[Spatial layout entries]
....
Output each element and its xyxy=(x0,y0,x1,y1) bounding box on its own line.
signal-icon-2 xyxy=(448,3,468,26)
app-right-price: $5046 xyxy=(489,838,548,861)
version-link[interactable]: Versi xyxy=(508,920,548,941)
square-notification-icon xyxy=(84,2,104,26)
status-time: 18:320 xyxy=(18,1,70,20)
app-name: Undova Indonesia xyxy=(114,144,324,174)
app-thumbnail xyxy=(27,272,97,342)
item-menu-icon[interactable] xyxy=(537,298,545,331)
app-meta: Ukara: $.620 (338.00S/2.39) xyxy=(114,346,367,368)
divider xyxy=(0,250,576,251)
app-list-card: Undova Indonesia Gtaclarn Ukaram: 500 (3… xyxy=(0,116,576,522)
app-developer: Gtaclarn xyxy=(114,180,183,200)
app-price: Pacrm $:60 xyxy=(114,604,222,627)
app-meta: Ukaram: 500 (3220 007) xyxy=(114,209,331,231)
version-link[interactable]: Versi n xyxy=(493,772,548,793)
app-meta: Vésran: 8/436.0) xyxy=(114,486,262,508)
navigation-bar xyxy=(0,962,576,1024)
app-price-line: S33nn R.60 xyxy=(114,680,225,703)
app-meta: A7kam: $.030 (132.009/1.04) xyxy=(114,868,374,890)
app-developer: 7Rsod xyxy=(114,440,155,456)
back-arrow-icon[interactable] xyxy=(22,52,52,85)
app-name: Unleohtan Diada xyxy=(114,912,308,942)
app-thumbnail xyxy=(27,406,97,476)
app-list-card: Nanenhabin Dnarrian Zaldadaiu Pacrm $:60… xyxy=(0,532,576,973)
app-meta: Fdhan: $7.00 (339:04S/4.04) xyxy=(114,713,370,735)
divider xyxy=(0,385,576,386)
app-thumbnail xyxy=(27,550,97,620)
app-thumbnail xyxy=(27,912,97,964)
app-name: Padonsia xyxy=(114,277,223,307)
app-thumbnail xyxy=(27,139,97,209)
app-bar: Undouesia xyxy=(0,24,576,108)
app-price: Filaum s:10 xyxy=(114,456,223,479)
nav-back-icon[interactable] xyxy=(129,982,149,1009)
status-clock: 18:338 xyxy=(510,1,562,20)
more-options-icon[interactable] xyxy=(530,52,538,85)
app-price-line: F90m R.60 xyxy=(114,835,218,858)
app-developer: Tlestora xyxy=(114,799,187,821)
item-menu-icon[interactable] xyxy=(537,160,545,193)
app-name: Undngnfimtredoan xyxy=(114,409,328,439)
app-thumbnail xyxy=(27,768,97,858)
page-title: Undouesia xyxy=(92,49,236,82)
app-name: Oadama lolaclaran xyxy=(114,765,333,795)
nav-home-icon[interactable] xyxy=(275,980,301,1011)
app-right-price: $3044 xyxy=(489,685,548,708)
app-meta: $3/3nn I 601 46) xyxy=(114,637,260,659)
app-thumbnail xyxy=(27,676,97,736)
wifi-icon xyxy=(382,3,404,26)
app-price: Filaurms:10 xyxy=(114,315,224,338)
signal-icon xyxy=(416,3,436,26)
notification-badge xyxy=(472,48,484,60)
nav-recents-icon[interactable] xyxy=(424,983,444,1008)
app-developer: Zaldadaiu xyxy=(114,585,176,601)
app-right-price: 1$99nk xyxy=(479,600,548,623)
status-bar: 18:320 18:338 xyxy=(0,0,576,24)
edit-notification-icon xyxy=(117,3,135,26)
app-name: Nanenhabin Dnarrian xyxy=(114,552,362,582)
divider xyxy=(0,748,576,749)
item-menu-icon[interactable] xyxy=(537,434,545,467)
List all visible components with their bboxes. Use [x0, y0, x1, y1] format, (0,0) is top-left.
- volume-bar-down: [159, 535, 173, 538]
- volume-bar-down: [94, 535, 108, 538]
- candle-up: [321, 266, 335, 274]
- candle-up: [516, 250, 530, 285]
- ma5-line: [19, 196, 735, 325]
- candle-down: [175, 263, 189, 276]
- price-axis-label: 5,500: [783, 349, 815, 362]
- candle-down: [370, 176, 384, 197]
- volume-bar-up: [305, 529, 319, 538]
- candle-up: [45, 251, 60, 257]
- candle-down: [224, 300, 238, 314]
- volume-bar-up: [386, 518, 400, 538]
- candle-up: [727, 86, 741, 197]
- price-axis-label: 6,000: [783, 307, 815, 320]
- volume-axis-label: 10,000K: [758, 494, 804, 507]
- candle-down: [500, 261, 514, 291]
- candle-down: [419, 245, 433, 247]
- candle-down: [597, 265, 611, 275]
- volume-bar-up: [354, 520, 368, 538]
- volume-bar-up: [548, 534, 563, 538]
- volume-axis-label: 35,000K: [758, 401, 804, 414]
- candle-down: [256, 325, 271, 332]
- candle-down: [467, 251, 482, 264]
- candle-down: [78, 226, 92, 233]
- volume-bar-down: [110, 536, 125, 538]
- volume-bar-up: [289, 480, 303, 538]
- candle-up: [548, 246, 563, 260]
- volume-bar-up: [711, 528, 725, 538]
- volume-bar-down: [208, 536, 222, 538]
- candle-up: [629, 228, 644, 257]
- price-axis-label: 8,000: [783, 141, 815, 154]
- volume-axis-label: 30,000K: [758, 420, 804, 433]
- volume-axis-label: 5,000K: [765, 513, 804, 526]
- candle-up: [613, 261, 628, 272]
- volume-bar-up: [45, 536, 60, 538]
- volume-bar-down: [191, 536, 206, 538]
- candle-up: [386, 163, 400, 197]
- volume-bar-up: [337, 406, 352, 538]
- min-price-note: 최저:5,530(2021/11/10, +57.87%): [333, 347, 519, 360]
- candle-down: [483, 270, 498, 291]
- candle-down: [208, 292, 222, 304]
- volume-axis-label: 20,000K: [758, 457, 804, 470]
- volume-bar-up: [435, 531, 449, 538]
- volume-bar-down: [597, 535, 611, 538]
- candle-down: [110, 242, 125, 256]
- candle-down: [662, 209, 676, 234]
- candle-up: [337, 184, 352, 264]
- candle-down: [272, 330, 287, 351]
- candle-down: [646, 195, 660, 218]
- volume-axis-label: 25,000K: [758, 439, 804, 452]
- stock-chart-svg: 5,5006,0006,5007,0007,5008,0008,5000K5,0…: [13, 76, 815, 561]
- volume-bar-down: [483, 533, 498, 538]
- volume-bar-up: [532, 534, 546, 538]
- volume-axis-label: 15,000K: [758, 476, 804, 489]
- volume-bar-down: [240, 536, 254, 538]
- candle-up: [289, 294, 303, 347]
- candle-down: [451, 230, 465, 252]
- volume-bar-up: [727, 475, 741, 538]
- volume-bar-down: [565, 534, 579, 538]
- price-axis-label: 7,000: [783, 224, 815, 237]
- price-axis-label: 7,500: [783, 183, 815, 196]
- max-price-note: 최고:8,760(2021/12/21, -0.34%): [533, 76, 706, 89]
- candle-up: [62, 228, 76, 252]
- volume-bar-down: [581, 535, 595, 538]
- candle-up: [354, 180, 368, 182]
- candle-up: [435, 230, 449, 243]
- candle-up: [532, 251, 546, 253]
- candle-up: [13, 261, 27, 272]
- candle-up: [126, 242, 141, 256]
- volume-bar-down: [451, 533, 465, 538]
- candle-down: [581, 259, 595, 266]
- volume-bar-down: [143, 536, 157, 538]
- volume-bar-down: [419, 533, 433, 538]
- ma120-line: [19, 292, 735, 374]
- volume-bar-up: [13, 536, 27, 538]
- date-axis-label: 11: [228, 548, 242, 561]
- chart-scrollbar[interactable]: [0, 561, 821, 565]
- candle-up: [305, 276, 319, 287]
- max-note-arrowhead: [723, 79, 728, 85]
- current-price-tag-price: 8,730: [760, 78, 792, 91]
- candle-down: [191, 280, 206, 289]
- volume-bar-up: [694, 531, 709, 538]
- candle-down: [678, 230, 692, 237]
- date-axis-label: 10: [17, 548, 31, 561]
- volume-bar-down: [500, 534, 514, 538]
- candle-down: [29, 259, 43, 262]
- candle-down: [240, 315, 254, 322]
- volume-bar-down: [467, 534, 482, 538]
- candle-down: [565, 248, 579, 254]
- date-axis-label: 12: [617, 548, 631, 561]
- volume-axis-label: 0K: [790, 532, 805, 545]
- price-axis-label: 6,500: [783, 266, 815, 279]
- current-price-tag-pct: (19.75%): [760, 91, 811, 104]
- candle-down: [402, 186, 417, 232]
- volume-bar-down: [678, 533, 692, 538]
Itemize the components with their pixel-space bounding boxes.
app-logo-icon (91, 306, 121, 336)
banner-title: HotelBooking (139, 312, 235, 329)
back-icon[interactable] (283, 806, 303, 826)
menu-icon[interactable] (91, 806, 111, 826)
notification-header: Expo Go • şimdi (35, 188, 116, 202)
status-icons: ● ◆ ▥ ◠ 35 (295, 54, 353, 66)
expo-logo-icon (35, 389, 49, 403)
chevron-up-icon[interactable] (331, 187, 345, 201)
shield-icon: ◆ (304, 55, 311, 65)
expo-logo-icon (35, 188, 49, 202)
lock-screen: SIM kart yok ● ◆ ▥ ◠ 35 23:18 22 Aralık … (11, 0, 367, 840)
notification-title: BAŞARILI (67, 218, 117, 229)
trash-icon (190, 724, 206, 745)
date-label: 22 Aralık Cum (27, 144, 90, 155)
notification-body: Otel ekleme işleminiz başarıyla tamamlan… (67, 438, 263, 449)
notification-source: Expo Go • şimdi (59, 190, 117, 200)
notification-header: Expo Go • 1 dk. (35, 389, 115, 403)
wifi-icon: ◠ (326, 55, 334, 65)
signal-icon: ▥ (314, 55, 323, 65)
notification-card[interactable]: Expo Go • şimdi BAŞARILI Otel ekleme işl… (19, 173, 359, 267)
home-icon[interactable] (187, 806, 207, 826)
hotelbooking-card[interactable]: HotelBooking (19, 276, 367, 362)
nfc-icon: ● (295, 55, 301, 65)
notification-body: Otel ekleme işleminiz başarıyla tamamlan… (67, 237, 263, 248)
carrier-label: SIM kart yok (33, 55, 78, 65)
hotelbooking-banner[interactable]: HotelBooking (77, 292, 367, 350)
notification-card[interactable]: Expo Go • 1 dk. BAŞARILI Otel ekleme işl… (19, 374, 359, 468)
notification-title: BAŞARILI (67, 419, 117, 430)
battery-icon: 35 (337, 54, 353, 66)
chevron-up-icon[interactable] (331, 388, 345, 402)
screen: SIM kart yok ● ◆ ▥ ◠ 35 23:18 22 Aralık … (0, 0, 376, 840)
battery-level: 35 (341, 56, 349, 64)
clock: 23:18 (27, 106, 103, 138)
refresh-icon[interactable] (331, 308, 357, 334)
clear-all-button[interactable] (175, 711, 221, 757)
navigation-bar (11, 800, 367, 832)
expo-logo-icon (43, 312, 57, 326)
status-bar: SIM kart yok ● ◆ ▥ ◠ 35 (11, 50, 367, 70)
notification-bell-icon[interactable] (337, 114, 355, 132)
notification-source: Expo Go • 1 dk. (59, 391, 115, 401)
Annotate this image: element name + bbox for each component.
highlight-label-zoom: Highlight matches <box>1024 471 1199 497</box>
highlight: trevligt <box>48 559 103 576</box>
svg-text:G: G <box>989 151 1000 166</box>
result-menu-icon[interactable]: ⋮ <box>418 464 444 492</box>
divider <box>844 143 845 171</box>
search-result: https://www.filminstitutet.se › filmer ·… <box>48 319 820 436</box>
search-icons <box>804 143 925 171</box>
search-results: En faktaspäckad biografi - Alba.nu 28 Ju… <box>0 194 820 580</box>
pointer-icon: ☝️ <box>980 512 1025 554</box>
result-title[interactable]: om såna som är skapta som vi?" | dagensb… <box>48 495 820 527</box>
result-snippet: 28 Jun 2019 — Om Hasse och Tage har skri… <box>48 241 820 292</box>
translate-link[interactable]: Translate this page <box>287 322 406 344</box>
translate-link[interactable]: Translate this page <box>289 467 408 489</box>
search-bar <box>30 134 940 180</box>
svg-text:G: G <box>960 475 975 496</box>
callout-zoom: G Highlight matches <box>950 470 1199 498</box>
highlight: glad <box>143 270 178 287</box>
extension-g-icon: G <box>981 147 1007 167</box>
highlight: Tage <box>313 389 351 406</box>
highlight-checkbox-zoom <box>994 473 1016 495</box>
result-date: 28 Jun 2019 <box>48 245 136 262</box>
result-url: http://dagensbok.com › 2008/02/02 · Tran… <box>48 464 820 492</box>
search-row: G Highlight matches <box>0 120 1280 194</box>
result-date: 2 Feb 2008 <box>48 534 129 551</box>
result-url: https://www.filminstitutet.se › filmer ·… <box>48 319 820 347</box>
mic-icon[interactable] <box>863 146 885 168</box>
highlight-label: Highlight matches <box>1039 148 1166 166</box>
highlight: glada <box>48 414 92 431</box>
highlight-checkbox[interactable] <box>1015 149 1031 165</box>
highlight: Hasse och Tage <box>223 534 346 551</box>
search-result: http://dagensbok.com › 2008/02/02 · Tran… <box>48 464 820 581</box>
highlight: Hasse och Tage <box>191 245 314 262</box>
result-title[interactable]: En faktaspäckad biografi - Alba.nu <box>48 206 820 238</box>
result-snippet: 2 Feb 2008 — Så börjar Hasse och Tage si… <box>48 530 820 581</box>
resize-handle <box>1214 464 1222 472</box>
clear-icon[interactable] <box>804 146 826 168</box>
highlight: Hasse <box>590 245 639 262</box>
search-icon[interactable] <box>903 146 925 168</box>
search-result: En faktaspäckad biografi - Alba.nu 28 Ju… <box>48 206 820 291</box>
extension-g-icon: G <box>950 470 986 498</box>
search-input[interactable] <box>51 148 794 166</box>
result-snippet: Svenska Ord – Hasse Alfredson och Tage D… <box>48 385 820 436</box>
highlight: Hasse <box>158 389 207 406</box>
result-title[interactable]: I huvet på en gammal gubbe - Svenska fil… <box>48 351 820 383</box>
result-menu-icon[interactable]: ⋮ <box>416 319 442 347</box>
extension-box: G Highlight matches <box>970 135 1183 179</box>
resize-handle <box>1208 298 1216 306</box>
....
SET EXERCISE >>
Can you output the rows, starting at the very first one and ending at the line that contains "item-menu-icon[interactable] xyxy=(537,298,545,331)", as a JSON list of strings with one string per line and blank lines left out?

FULL RESPONSE >>
[
  "Output each element and its xyxy=(x0,y0,x1,y1) bounding box on its own line.",
  "signal-icon-2 xyxy=(448,3,468,26)",
  "app-right-price: $5046 xyxy=(489,838,548,861)",
  "version-link[interactable]: Versi xyxy=(508,920,548,941)",
  "square-notification-icon xyxy=(84,2,104,26)",
  "status-time: 18:320 xyxy=(18,1,70,20)",
  "app-name: Undova Indonesia xyxy=(114,144,324,174)",
  "app-thumbnail xyxy=(27,272,97,342)",
  "item-menu-icon[interactable] xyxy=(537,298,545,331)"
]